[Saved data entries]
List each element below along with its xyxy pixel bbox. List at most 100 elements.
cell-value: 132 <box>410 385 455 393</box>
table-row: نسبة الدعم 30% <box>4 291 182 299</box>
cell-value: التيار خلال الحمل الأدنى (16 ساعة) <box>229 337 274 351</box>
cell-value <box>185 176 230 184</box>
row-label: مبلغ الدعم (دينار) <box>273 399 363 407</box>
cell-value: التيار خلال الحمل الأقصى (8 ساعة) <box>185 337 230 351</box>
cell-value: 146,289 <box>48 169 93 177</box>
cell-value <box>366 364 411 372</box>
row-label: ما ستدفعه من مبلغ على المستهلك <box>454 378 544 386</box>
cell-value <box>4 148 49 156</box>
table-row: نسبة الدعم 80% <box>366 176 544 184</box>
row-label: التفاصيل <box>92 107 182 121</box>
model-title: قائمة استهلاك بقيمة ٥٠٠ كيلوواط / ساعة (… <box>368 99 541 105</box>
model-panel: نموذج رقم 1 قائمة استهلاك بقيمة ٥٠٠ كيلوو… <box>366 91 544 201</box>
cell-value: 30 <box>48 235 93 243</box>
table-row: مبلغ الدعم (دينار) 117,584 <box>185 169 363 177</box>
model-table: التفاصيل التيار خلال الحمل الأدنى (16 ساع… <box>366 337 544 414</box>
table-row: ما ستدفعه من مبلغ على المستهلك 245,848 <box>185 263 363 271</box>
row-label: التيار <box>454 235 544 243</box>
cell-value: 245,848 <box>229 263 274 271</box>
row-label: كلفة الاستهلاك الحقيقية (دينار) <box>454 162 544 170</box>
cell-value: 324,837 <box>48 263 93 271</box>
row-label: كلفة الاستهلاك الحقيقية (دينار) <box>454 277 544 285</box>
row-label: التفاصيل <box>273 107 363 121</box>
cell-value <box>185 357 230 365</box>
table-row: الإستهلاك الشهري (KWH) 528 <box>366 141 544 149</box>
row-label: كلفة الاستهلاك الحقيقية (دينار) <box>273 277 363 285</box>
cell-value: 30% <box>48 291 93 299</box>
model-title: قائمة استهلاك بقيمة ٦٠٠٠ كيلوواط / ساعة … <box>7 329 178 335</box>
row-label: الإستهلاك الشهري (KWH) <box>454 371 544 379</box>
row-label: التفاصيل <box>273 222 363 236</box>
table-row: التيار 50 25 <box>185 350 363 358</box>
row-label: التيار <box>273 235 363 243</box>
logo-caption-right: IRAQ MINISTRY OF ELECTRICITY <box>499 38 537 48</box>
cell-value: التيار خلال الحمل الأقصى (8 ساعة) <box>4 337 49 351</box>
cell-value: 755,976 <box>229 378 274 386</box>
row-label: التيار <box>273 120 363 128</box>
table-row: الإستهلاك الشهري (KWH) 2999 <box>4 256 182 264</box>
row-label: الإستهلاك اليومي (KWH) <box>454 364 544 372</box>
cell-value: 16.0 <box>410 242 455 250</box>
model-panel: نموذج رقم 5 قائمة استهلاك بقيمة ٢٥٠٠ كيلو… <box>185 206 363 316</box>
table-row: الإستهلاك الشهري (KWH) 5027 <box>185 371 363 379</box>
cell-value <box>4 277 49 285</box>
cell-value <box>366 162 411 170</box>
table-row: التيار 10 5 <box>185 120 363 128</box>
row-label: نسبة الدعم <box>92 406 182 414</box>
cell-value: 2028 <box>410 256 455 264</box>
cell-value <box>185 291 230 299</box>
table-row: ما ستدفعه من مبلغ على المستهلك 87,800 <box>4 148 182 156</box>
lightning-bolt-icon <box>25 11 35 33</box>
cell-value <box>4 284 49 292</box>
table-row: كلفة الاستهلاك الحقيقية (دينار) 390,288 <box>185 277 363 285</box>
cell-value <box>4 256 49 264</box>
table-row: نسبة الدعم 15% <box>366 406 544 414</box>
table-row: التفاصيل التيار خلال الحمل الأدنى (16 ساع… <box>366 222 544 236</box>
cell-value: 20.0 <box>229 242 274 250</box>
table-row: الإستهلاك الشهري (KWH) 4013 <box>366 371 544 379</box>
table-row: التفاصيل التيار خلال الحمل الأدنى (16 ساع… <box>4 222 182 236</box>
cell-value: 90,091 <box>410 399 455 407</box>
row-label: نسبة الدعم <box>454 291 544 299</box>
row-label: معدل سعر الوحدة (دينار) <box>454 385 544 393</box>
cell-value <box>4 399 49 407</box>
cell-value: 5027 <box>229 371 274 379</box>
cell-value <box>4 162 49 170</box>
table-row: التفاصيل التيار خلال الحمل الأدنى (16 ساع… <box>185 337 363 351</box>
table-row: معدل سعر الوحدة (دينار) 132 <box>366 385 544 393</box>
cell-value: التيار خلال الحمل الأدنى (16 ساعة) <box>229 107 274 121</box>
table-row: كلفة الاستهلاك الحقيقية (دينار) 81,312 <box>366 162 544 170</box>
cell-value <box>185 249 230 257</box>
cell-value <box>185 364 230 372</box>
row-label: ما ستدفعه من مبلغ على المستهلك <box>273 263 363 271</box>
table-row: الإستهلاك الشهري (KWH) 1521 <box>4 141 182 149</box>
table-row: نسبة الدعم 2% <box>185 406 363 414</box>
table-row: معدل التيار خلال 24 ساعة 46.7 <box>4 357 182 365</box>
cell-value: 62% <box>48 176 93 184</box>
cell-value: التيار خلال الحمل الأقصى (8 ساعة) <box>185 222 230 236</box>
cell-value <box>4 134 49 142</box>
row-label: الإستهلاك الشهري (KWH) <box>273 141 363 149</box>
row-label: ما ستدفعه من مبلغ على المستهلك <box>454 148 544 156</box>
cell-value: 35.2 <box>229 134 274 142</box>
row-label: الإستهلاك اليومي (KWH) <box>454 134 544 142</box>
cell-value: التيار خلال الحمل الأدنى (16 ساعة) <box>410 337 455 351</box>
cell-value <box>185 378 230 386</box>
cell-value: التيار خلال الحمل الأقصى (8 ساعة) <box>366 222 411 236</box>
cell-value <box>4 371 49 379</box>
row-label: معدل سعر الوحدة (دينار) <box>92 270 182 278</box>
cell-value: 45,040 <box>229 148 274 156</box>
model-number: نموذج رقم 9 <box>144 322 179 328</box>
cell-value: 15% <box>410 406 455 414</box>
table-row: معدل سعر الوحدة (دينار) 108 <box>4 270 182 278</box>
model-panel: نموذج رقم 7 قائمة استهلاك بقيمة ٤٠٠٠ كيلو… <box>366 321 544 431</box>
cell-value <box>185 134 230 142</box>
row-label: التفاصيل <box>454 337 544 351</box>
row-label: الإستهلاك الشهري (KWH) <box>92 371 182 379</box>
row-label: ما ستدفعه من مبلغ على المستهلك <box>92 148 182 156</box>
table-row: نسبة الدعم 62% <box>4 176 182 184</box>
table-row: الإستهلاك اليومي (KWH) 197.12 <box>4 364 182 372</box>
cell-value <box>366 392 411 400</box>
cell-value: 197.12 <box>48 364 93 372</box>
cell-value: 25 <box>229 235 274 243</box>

* * *

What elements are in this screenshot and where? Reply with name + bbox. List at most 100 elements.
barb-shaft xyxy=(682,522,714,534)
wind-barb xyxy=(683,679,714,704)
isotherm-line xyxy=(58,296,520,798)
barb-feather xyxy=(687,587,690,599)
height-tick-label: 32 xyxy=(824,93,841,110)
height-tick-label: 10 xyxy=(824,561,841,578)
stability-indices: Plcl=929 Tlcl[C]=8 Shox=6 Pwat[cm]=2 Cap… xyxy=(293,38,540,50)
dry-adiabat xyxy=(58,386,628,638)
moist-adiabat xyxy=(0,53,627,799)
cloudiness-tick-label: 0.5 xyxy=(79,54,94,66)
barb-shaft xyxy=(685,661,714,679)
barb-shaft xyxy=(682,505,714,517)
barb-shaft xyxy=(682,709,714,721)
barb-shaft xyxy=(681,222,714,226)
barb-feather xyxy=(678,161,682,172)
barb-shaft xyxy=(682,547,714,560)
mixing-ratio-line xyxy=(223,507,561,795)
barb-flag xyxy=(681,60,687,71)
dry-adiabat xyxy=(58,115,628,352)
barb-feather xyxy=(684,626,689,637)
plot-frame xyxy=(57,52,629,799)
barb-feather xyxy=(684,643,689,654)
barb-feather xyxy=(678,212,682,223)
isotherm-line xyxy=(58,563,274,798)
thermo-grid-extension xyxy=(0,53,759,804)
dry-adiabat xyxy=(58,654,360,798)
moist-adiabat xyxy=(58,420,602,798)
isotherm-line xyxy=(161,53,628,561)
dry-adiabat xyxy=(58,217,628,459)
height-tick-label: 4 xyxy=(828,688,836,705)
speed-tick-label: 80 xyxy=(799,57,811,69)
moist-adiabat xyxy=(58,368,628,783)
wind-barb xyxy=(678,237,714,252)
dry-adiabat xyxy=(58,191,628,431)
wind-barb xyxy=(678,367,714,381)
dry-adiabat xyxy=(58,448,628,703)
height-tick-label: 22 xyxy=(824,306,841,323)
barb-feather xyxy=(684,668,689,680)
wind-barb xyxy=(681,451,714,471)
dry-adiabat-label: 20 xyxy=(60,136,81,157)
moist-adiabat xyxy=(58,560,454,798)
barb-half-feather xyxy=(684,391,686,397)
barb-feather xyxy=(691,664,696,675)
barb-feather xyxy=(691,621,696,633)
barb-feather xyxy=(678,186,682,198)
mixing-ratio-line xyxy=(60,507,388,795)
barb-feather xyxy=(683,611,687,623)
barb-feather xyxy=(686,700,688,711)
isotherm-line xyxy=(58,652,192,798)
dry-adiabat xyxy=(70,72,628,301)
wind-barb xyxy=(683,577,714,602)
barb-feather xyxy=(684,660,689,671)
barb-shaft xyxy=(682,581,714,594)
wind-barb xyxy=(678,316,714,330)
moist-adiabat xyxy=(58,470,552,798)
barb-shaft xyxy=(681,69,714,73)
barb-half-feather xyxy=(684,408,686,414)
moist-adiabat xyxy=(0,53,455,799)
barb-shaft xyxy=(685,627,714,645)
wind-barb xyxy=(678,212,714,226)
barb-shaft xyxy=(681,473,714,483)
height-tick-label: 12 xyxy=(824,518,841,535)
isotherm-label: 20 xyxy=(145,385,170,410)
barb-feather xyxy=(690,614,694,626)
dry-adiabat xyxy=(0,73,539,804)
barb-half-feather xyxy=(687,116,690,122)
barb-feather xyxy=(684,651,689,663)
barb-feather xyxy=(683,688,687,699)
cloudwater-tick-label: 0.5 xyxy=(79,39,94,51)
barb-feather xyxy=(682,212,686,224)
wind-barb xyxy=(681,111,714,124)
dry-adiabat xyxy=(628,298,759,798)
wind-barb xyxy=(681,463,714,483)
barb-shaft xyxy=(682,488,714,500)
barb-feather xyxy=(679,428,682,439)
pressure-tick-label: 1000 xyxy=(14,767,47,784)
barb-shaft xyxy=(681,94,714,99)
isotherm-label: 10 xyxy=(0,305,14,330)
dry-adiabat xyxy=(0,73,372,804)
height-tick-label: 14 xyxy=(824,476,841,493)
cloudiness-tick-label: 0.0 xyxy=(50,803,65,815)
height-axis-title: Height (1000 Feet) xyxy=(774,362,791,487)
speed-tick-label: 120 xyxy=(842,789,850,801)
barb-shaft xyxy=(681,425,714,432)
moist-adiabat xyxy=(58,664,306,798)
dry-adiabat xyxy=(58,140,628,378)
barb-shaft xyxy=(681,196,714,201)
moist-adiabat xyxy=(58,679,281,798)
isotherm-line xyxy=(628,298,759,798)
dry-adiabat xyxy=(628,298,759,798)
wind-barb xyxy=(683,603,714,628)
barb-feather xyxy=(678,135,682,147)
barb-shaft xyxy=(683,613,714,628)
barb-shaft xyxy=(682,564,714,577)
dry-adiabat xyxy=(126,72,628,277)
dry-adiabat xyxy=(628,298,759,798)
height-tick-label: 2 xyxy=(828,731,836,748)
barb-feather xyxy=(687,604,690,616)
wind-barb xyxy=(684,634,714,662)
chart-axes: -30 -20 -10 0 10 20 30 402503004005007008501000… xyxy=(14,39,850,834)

...

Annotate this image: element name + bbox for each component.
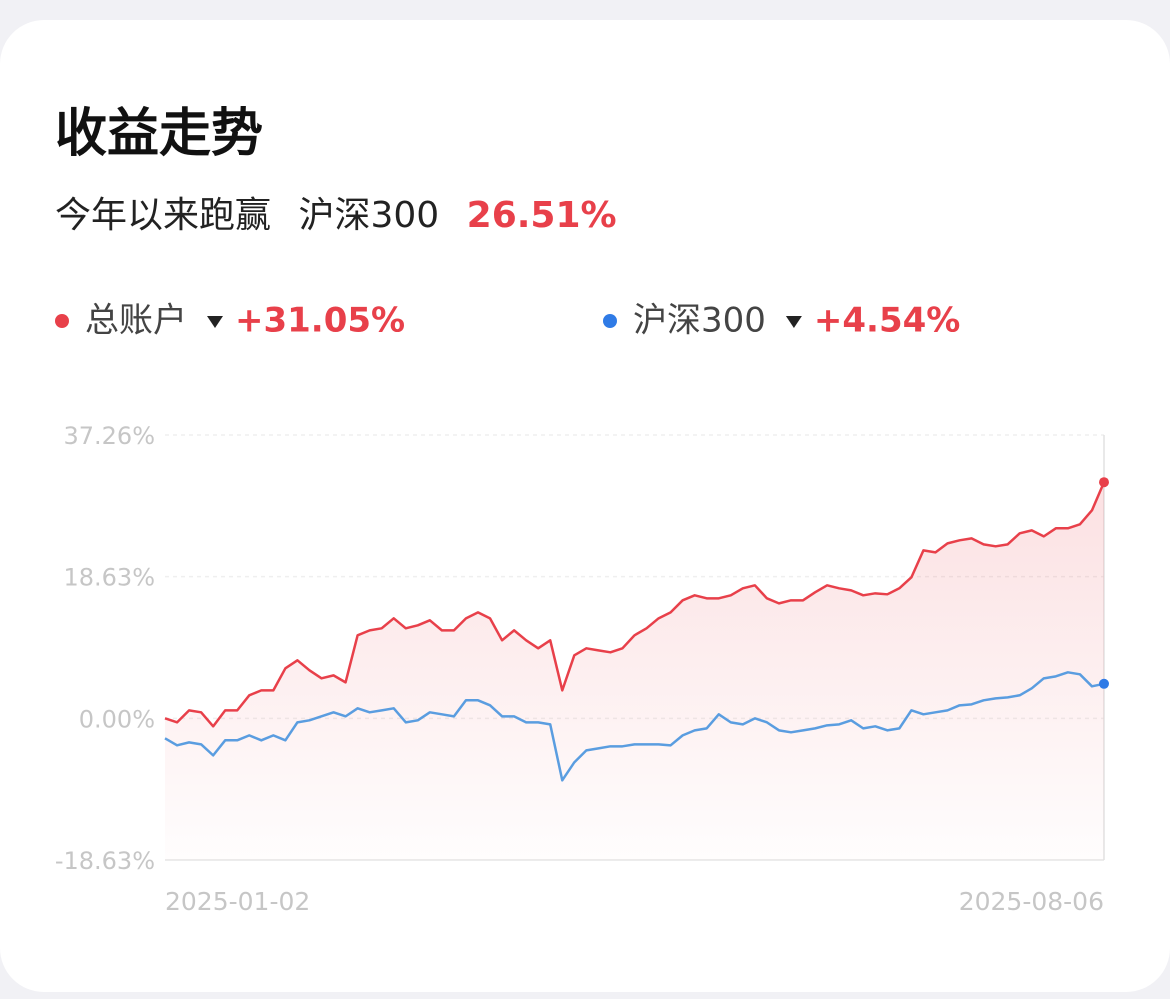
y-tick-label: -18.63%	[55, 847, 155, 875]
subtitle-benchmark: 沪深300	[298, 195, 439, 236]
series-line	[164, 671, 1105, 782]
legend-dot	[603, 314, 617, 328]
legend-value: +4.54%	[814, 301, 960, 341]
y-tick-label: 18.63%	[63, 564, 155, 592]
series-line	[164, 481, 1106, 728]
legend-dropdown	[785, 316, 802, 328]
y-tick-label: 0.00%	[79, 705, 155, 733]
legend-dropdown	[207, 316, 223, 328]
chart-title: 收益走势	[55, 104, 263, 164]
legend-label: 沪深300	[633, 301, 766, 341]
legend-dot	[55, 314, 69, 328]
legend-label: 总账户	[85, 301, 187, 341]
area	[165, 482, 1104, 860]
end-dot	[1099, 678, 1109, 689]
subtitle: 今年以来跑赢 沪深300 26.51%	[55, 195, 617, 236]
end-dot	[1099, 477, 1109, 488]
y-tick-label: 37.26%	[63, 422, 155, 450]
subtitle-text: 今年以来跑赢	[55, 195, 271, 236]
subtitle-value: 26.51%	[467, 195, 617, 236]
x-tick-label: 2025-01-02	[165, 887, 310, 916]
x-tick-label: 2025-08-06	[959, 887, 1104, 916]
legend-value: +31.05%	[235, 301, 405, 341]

■ Set exercise ■
Can you write out the records again, starting with the line with "847, 155, 875]" and going on through the line with "301, 405, 341]", substituting "x-axis-label" for "x-tick-label" and leaving everything else unchanged?

■ Response to the task ■
y-tick-label: -18.63%	[55, 847, 155, 875]
subtitle-benchmark: 沪深300	[298, 195, 439, 236]
series-line	[164, 671, 1105, 782]
legend-dot	[603, 314, 617, 328]
legend-value: +4.54%	[814, 301, 960, 341]
y-tick-label: 18.63%	[63, 564, 155, 592]
series-line	[164, 481, 1106, 728]
legend-dropdown	[785, 316, 802, 328]
y-tick-label: 0.00%	[79, 705, 155, 733]
legend-dropdown	[207, 316, 223, 328]
chart-title: 收益走势	[55, 104, 263, 164]
legend-label: 沪深300	[633, 301, 766, 341]
legend-dot	[55, 314, 69, 328]
legend-label: 总账户	[85, 301, 187, 341]
area	[165, 482, 1104, 860]
end-dot	[1099, 678, 1109, 689]
subtitle: 今年以来跑赢 沪深300 26.51%	[55, 195, 617, 236]
end-dot	[1099, 477, 1109, 488]
y-tick-label: 37.26%	[63, 422, 155, 450]
subtitle-text: 今年以来跑赢	[55, 195, 271, 236]
subtitle-value: 26.51%	[467, 195, 617, 236]
x-axis-label: 2025-01-02	[165, 887, 310, 916]
x-axis-label: 2025-08-06	[959, 887, 1104, 916]
legend-value: +31.05%	[235, 301, 405, 341]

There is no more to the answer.